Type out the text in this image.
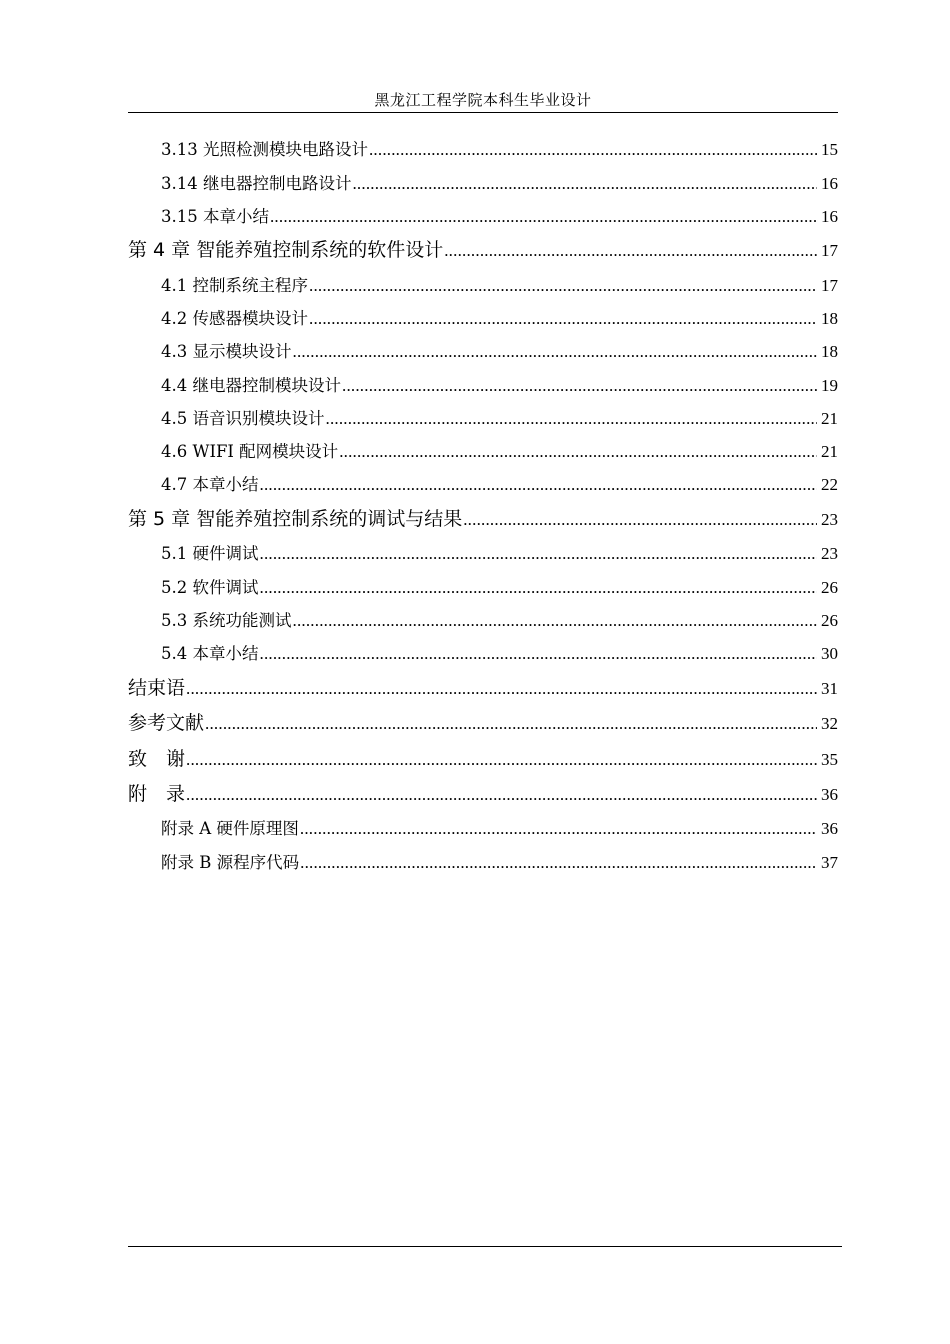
黑龙江工程学院本科生毕业设计
3.13 光照检测模块电路设计 .....	15
3.14 继电器控制电路设计 .....	16
3.15 本章小结 .....	16
第 4 章 智能养殖控制系统的软件设计 .....	17
4.1 控制系统主程序 .....	17
4.2 传感器模块设计 .....	18
4.3 显示模块设计 .....	18
4.4 继电器控制模块设计 .....	19
4.5 语音识别模块设计 .....	21
4.6 WIFI 配网模块设计 .....	21
4.7 本章小结 .....	22
第 5 章 智能养殖控制系统的调试与结果 .....	23
5.1 硬件调试 .....	23
5.2 软件调试 .....	26
5.3 系统功能测试 .....	26
5.4 本章小结 .....	30
结束语 .....	31
参考文献 .....	32
致　谢 .....	35
附　录 .....	36
附录 A 硬件原理图 .....	36
附录 B 源程序代码 .....	37
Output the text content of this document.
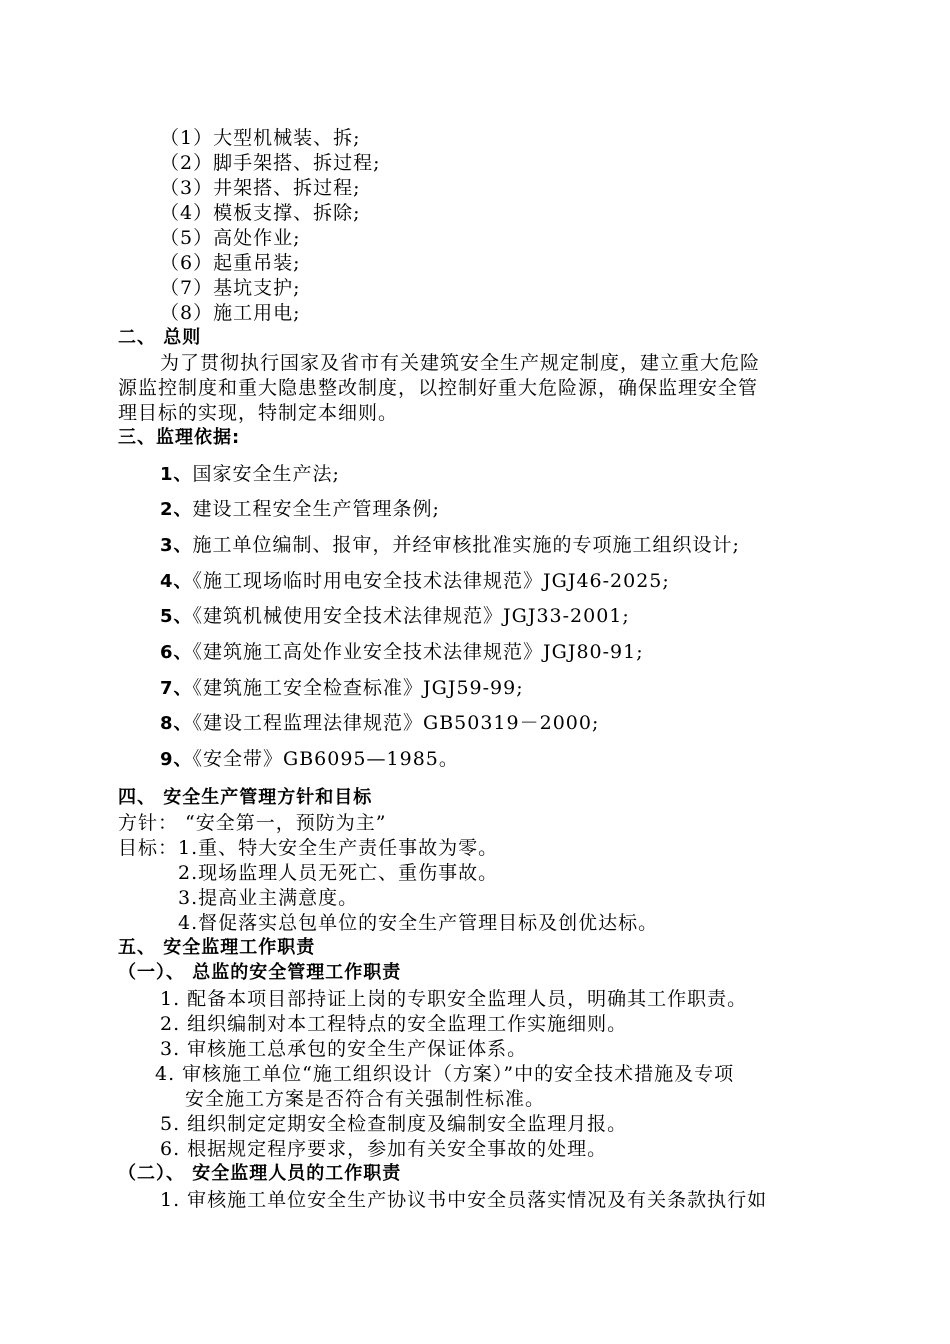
（1）大型机械装、拆;
（2）脚手架搭、拆过程;
（3）井架搭、拆过程;
（4）模板支撑、拆除;
（5）高处作业;
（6）起重吊装;
（7）基坑支护;
（8）施工用电;
二、 总则
为了贯彻执行国家及省市有关建筑安全生产规定制度，建立重大危险
源监控制度和重大隐患整改制度，以控制好重大危险源，确保监理安全管
理目标的实现，特制定本细则。
三、监理依据:
1、国家安全生产法;
2、建设工程安全生产管理条例;
3、施工单位编制、报审，并经审核批准实施的专项施工组织设计;
4、《施工现场临时用电安全技术法律规范》JGJ46-2025;
5、《建筑机械使用安全技术法律规范》JGJ33-2001;
6、《建筑施工高处作业安全技术法律规范》JGJ80-91;
7、《建筑施工安全检查标准》JGJ59-99;
8、《建设工程监理法律规范》GB50319－2000;
9、《安全带》GB6095—1985。
四、 安全生产管理方针和目标
方针： “安全第一，预防为主”
目标：1.重、特大安全生产责任事故为零。
2.现场监理人员无死亡、重伤事故。
3.提高业主满意度。
4.督促落实总包单位的安全生产管理目标及创优达标。
五、 安全监理工作职责
（一）、 总监的安全管理工作职责
1. 配备本项目部持证上岗的专职安全监理人员，明确其工作职责。
2. 组织编制对本工程特点的安全监理工作实施细则。
3. 审核施工总承包的安全生产保证体系。
4. 审核施工单位“施工组织设计（方案）”中的安全技术措施及专项
安全施工方案是否符合有关强制性标准。
5. 组织制定定期安全检查制度及编制安全监理月报。
6. 根据规定程序要求，参加有关安全事故的处理。
（二）、 安全监理人员的工作职责
1. 审核施工单位安全生产协议书中安全员落实情况及有关条款执行如
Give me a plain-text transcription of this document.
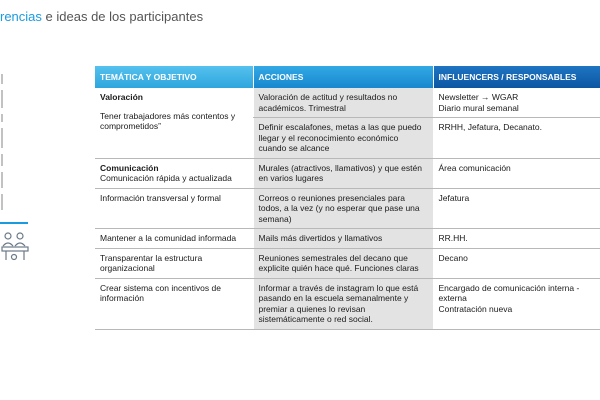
rencias e ideas de los participantes
TEMÁTICA Y OBJETIVO	ACCIONES	INFLUENCERS / RESPONSABLES

Valoración
Tener trabajadores más contentos y comprometidos”	Valoración de actitud y resultados no académicos. Trimestral	Newsletter → WGAR
Diario mural semanal

	Definir escalafones, metas a las que puedo llegar y el reconocimiento económico cuando se alcance	RRHH, Jefatura, Decanato.

Comunicación
Comunicación rápida y actualizada	Murales (atractivos, llamativos) y que estén en varios lugares	Área comunicación
Información transversal y formal	Correos o reuniones presenciales para todos, a la vez (y no esperar que pase una semana)	Jefatura
Mantener a la comunidad informada	Mails más divertidos y llamativos	RR.HH.
Transparentar la estructura organizacional	Reuniones semestrales del decano que explicite quién hace qué. Funciones claras	Decano
Crear sistema con incentivos de información	Informar a través de instagram lo que está pasando en la escuela semanalmente y premiar a quienes lo revisan sistemáticamente o red social.	Encargado de comunicación interna - externa
Contratación nueva
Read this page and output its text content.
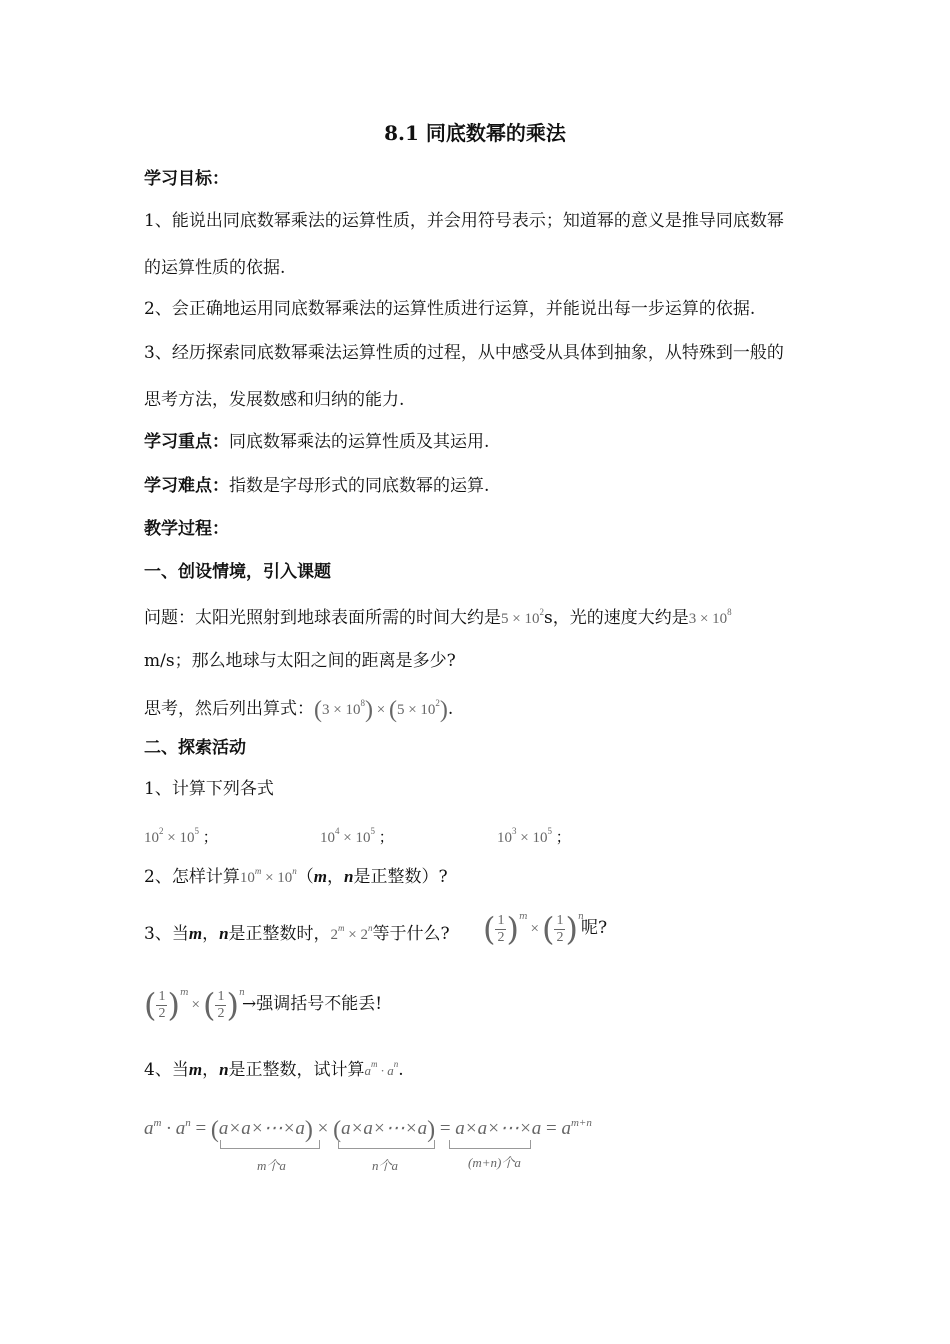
8.1 同底数幂的乘法
学习目标：
1、能说出同底数幂乘法的运算性质，并会用符号表示；知道幂的意义是推导同底数幂
的运算性质的依据.
2、会正确地运用同底数幂乘法的运算性质进行运算，并能说出每一步运算的依据.
3、经历探索同底数幂乘法运算性质的过程，从中感受从具体到抽象，从特殊到一般的
思考方法，发展数感和归纳的能力.
学习重点：同底数幂乘法的运算性质及其运用.
学习难点：指数是字母形式的同底数幂的运算.
教学过程：
一、创设情境，引入课题
问题：太阳光照射到地球表面所需的时间大约是$5 \times 10^2s$，光的速度大约是$3 \times 10^8$
m/s；那么地球与太阳之间的距离是多少?
思考，然后列出算式：$(3 \times 10^8) \times (5 \times 10^2)$.
二、探索活动
1、计算下列各式
$10^2 \times 10^5$ ；	$10^4 \times 10^5$ ；	$10^3 \times 10^5$ ；
2、怎样计算$10^m \times 10^n(m$，n是正整数）?
3、当m，n是正整数时，$2^m \times 2^n$等于什么? ( $\frac{1}{2} )^m$
× ( $\frac{1}{2} )^n$
呢?
( $\frac{1}{2} )^m$
× ( $\frac{1}{2} )^n$
→强调括号不能丢!
4、当m，n是正整数，试计算$a^m \cdot a^n$.
$a^m \cdot a^n$ = (a×a×⋯×a) × (a×a×⋯×a) = a×a×⋯×a = $a^{m+n}$
m个a	n个a	(m+n)个a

□ □ □ □

• _Work to be completed_
Output the records above exactly as they are, leaving out the pictures.

• _Answer below_
Type out the text in this image.
黑龙江工程学院本科生毕业设计
3.13 光照检测模块电路设计 .....	15
3.14 继电器控制电路设计 .....	16
3.15 本章小结 .....	16
第 4 章 智能养殖控制系统的软件设计 .....	17
4.1 控制系统主程序 .....	17
4.2 传感器模块设计 .....	18
4.3 显示模块设计 .....	18
4.4 继电器控制模块设计 .....	19
4.5 语音识别模块设计 .....	21
4.6 WIFI 配网模块设计 .....	21
4.7 本章小结 .....	22
第 5 章 智能养殖控制系统的调试与结果 .....	23
5.1 硬件调试 .....	23
5.2 软件调试 .....	26
5.3 系统功能测试 .....	26
5.4 本章小结 .....	30
结束语 .....	31
参考文献 .....	32
致　谢 .....	35
附　录 .....	36
附录 A 硬件原理图 .....	36
附录 B 源程序代码 .....	37
Output the text content of this document.
（1）大型机械装、拆;
（2）脚手架搭、拆过程;
（3）井架搭、拆过程;
（4）模板支撑、拆除;
（5）高处作业;
（6）起重吊装;
（7）基坑支护;
（8）施工用电;
二、 总则
为了贯彻执行国家及省市有关建筑安全生产规定制度，建立重大危险
源监控制度和重大隐患整改制度，以控制好重大危险源，确保监理安全管
理目标的实现，特制定本细则。
三、监理依据:
1、国家安全生产法;
2、建设工程安全生产管理条例;
3、施工单位编制、报审，并经审核批准实施的专项施工组织设计;
4、《施工现场临时用电安全技术法律规范》JGJ46-2025;
5、《建筑机械使用安全技术法律规范》JGJ33-2001;
6、《建筑施工高处作业安全技术法律规范》JGJ80-91;
7、《建筑施工安全检查标准》JGJ59-99;
8、《建设工程监理法律规范》GB50319－2000;
9、《安全带》GB6095—1985。
四、 安全生产管理方针和目标
方针： “安全第一，预防为主”
目标：1.重、特大安全生产责任事故为零。
2.现场监理人员无死亡、重伤事故。
3.提高业主满意度。
4.督促落实总包单位的安全生产管理目标及创优达标。
五、 安全监理工作职责
（一）、 总监的安全管理工作职责
1. 配备本项目部持证上岗的专职安全监理人员，明确其工作职责。
2. 组织编制对本工程特点的安全监理工作实施细则。
3. 审核施工总承包的安全生产保证体系。
4. 审核施工单位“施工组织设计（方案）”中的安全技术措施及专项
安全施工方案是否符合有关强制性标准。
5. 组织制定定期安全检查制度及编制安全监理月报。
6. 根据规定程序要求，参加有关安全事故的处理。
（二）、 安全监理人员的工作职责
1. 审核施工单位安全生产协议书中安全员落实情况及有关条款执行如
Give me a plain-text transcription of this document.
rencias e ideas de los participantes
TEMÁTICA Y OBJETIVO	ACCIONES	INFLUENCERS / RESPONSABLES

Valoración
Tener trabajadores más contentos y comprometidos”	Valoración de actitud y resultados no académicos. Trimestral	Newsletter → WGAR
Diario mural semanal

	Definir escalafones, metas a las que puedo llegar y el reconocimiento económico cuando se alcance	RRHH, Jefatura, Decanato.

Comunicación
Comunicación rápida y actualizada	Murales (atractivos, llamativos) y que estén en varios lugares	Área comunicación
Información transversal y formal	Correos o reuniones presenciales para todos, a la vez (y no esperar que pase una semana)	Jefatura
Mantener a la comunidad informada	Mails más divertidos y llamativos	RR.HH.
Transparentar la estructura organizacional	Reuniones semestrales del decano que explicite quién hace qué. Funciones claras	Decano
Crear sistema con incentivos de información	Informar a través de instagram lo que está pasando en la escuela semanalmente y premiar a quienes lo revisan sistemáticamente o red social.	Encargado de comunicación interna - externa
Contratación nueva
Read this page and output its text content.
8.1 同底数幂的乘法
学习目标：
1、能说出同底数幂乘法的运算性质，并会用符号表示；知道幂的意义是推导同底数幂
的运算性质的依据.
2、会正确地运用同底数幂乘法的运算性质进行运算，并能说出每一步运算的依据.
3、经历探索同底数幂乘法运算性质的过程，从中感受从具体到抽象，从特殊到一般的
思考方法，发展数感和归纳的能力.
学习重点：同底数幂乘法的运算性质及其运用.
学习难点：指数是字母形式的同底数幂的运算.
教学过程：
一、创设情境，引入课题
问题：太阳光照射到地球表面所需的时间大约是$5 \times 10^2s$，光的速度大约是$3 \times 10^8$
m/s；那么地球与太阳之间的距离是多少?
思考，然后列出算式：$(3 \times 10^8) \times (5 \times 10^2)$.
二、探索活动
1、计算下列各式
$10^2 \times 10^5$ ；	$10^4 \times 10^5$ ；	$10^3 \times 10^5$ ；
2、怎样计算$10^m \times 10^n(m$，n是正整数）?
3、当m，n是正整数时，$2^m \times 2^n$等于什么? ( $\frac{1}{2} )^m$
× ( $\frac{1}{2} )^n$
呢?
( $\frac{1}{2} )^m$
× ( $\frac{1}{2} )^n$
→强调括号不能丢!
4、当m，n是正整数，试计算$a^m \cdot a^n$.
$a^m \cdot a^n$ = (a×a×⋯×a) × (a×a×⋯×a) = a×a×⋯×a = $a^{m+n}$
m个a	n个a	(m+n)个a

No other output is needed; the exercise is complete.